**Data:**

+ + + + +

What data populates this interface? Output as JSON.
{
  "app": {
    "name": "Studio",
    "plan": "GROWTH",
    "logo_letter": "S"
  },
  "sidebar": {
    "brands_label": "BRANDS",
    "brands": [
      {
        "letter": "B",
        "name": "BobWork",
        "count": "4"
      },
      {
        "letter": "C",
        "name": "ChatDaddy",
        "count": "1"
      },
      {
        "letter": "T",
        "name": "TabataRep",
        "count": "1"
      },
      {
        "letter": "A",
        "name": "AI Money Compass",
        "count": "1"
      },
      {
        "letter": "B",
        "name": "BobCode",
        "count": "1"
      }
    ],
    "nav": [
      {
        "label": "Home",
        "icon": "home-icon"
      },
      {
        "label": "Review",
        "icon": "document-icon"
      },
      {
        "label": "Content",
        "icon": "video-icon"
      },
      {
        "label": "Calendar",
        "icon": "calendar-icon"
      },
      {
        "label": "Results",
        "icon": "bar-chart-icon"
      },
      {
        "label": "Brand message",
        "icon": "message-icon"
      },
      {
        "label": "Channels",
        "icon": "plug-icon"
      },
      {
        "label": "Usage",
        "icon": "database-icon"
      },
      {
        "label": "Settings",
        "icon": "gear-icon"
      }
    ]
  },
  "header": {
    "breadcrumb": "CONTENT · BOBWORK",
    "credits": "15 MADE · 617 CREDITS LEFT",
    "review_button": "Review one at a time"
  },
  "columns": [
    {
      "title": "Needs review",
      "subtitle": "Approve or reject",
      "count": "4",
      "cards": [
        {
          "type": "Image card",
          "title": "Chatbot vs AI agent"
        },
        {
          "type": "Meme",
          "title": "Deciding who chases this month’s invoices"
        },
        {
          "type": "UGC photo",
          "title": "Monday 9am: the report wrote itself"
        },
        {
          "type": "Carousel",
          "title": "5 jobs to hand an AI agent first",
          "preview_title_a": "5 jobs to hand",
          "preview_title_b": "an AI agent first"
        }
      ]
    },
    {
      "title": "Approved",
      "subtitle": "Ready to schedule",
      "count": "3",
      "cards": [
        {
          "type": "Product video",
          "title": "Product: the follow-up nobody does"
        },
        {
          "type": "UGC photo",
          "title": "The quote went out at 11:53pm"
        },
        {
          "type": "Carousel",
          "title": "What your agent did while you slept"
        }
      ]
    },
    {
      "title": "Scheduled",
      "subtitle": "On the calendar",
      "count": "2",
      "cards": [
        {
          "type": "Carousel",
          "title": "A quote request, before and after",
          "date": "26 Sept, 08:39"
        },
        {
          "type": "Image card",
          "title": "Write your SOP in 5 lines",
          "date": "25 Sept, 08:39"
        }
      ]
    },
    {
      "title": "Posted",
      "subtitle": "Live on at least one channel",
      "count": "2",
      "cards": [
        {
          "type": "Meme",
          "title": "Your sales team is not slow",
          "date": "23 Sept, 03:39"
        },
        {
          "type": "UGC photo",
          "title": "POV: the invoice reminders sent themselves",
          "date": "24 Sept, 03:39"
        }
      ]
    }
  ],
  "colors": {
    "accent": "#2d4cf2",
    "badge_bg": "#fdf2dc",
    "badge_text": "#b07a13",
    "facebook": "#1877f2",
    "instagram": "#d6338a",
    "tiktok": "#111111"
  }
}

+ + + + +

Please restate the data word for word, every record included.

**Correct result:**
What data populates this interface? Output as JSON.
{
  "app": {
    "name": "Studio",
    "plan": "GROWTH",
    "logo_letter": "S"
  },
  "sidebar": {
    "brands_label": "BRANDS",
    "brands": [
      {
        "letter": "B",
        "name": "BobWork",
        "count": "4"
      },
      {
        "letter": "C",
        "name": "ChatDaddy",
        "count": "1"
      },
      {
        "letter": "T",
        "name": "TabataRep",
        "count": "1"
      },
      {
        "letter": "A",
        "name": "AI Money Compass",
        "count": "1"
      },
      {
        "letter": "B",
        "name": "BobCode",
        "count": "1"
      }
    ],
    "nav": [
      {
        "label": "Home",
        "icon": "home-icon"
      },
      {
        "label": "Review",
        "icon": "document-icon"
      },
      {
        "label": "Content",
        "icon": "video-icon"
      },
      {
        "label": "Calendar",
        "icon": "calendar-icon"
      },
      {
        "label": "Results",
        "icon": "bar-chart-icon"
      },
      {
        "label": "Brand message",
        "icon": "message-icon"
      },
      {
        "label": "Channels",
        "icon": "plug-icon"
      },
      {
        "label": "Usage",
        "icon": "database-icon"
      },
      {
        "label": "Settings",
        "icon": "gear-icon"
      }
    ]
  },
  "header": {
    "breadcrumb": "CONTENT · BOBWORK",
    "credits": "15 MADE · 617 CREDITS LEFT",
    "review_button": "Review one at a time"
  },
  "columns": [
    {
      "title": "Needs review",
      "subtitle": "Approve or reject",
      "count": "4",
      "cards": [
        {
          "type": "Image card",
          "title": "Chatbot vs AI agent"
        },
        {
          "type": "Meme",
          "title": "Deciding who chases this month’s invoices"
        },
        {
          "type": "UGC photo",
          "title": "Monday 9am: the report wrote itself"
        },
        {
          "type": "Carousel",
          "title": "5 jobs to hand an AI agent first",
          "preview_title_a": "5 jobs to hand",
          "preview_title_b": "an AI agent first"
        }
      ]
    },
    {
      "title": "Approved",
      "subtitle": "Ready to schedule",
      "count": "3",
      "cards": [
        {
          "type": "Product video",
          "title": "Product: the follow-up nobody does"
        },
        {
          "type": "UGC photo",
          "title": "The quote went out at 11:53pm"
        },
        {
          "type": "Carousel",
          "title": "What your agent did while you slept"
        }
      ]
    },
    {
      "title": "Scheduled",
      "subtitle": "On the calendar",
      "count": "2",
      "cards": [
        {
          "type": "Carousel",
          "title": "A quote request, before and after",
          "date": "26 Sept, 08:39"
        },
        {
          "type": "Image card",
          "title": "Write your SOP in 5 lines",
          "date": "25 Sept, 08:39"
        }
      ]
    },
    {
      "title": "Posted",
      "subtitle": "Live on at least one channel",
      "count": "2",
      "cards": [
        {
          "type": "Meme",
          "title": "Your sales team is not slow",
          "date": "23 Sept, 03:39"
        },
        {
          "type": "UGC photo",
          "title": "POV: the invoice reminders sent themselves",
          "date": "24 Sept, 03:39"
        }
      ]
    }
  ],
  "colors": {
    "accent": "#2d4cf2",
    "badge_bg": "#fdf2dc",
    "badge_text": "#b07a13",
    "facebook": "#1877f2",
    "instagram": "#d6338a",
    "tiktok": "#111111"
  }
}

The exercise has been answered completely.